[BEGIN GIVEN RECORDS]

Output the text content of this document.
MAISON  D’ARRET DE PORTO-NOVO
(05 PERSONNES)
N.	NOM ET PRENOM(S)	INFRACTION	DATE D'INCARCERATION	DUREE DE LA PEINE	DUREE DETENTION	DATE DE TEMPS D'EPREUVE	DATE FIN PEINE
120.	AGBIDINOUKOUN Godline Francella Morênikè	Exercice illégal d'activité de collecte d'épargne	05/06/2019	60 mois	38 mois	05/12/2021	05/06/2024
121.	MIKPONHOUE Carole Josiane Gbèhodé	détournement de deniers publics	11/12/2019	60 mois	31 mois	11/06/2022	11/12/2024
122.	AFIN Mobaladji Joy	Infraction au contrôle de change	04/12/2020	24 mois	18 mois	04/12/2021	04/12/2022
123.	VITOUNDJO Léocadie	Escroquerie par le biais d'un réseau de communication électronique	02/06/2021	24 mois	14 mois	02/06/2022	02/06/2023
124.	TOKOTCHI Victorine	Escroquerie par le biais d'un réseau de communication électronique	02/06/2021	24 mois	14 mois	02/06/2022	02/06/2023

[END GIVEN RECORDS]

BRIEF -> The records above should be restated word for word, please.

FINAL RESULT ->
Output the text content of this document.
MAISON  D’ARRET DE PORTO-NOVO
(05 PERSONNES)
N.	NOM ET PRENOM(S)	INFRACTION	DATE D'INCARCERATION	DUREE DE LA PEINE	DUREE DETENTION	DATE DE TEMPS D'EPREUVE	DATE FIN PEINE
120.	AGBIDINOUKOUN Godline Francella Morênikè	Exercice illégal d'activité de collecte d'épargne	05/06/2019	60 mois	38 mois	05/12/2021	05/06/2024
121.	MIKPONHOUE Carole Josiane Gbèhodé	détournement de deniers publics	11/12/2019	60 mois	31 mois	11/06/2022	11/12/2024
122.	AFIN Mobaladji Joy	Infraction au contrôle de change	04/12/2020	24 mois	18 mois	04/12/2021	04/12/2022
123.	VITOUNDJO Léocadie	Escroquerie par le biais d'un réseau de communication électronique	02/06/2021	24 mois	14 mois	02/06/2022	02/06/2023
124.	TOKOTCHI Victorine	Escroquerie par le biais d'un réseau de communication électronique	02/06/2021	24 mois	14 mois	02/06/2022	02/06/2023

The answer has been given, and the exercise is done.